» WORK TO BE COMPLETED
Scan the listing below and copy every line holding "pada".

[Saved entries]
##########

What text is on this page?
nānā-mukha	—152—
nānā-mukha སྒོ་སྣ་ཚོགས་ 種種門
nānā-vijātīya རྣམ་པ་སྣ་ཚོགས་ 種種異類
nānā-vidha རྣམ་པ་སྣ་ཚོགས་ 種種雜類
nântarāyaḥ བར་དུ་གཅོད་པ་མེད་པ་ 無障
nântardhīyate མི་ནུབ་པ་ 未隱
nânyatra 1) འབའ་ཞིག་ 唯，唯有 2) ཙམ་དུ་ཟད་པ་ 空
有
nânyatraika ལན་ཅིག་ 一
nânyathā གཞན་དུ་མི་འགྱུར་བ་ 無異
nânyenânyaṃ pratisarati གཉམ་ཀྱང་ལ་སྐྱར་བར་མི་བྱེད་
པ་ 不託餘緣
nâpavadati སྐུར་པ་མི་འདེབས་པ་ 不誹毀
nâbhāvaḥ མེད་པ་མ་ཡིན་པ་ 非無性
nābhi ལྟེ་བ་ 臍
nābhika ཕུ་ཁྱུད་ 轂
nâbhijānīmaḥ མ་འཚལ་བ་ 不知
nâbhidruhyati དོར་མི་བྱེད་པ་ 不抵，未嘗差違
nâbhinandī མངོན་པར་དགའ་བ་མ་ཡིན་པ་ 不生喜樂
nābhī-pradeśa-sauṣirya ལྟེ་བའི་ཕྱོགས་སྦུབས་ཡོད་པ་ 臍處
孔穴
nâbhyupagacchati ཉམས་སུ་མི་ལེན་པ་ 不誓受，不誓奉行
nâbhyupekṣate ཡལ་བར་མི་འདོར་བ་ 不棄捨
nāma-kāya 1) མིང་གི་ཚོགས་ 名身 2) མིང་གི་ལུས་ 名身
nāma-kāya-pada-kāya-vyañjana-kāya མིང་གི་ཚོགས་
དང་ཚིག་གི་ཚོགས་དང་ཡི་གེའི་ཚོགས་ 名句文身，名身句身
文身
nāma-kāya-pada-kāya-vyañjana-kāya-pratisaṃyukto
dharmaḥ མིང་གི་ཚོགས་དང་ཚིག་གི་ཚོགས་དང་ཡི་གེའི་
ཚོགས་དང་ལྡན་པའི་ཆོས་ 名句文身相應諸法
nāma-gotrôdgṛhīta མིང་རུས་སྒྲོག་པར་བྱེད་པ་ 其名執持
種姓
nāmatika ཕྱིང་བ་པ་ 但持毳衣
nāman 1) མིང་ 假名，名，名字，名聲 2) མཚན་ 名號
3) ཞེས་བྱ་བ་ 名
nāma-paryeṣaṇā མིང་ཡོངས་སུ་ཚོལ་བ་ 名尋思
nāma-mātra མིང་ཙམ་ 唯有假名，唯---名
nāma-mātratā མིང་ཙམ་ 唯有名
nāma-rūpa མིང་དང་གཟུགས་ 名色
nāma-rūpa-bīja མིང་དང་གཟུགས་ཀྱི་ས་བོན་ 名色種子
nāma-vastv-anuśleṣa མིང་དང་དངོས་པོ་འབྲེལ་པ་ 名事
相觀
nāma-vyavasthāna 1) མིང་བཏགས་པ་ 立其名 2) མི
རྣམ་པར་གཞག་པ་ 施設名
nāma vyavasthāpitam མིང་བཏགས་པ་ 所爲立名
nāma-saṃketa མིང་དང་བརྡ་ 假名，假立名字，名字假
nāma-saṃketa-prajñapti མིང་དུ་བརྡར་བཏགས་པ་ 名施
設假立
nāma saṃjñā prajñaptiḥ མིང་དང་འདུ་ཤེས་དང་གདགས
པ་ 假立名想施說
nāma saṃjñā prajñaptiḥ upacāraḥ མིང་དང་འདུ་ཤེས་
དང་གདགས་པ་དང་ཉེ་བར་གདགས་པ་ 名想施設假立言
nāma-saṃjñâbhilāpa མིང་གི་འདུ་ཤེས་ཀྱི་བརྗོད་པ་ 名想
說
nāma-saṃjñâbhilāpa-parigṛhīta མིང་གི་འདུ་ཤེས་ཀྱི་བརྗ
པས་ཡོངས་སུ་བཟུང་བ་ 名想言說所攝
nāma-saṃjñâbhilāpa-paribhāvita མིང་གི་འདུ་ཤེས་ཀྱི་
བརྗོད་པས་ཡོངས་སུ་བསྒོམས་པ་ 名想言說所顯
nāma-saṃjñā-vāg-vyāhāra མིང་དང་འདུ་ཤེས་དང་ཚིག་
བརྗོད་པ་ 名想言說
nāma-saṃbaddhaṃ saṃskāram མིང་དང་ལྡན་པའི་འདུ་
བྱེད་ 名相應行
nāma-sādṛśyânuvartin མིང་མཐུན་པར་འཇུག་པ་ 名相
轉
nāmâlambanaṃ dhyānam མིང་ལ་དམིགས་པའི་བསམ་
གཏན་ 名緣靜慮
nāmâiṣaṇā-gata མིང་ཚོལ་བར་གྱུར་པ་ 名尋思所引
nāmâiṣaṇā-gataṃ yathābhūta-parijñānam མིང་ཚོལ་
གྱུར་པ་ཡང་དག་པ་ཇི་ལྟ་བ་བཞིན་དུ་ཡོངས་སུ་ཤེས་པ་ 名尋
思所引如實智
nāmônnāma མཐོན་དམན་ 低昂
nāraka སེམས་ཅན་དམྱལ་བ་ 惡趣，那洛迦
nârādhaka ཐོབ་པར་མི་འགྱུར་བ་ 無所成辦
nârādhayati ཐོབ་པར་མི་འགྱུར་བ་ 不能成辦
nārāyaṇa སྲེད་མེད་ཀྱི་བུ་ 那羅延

##########

» TASK RESULT
nāma-kāya-pada-kāya-vyañjana-kāya མིང་གི་ཚོགས་
nāma-kāya-pada-kāya-vyañjana-kāya-pratisaṃyukto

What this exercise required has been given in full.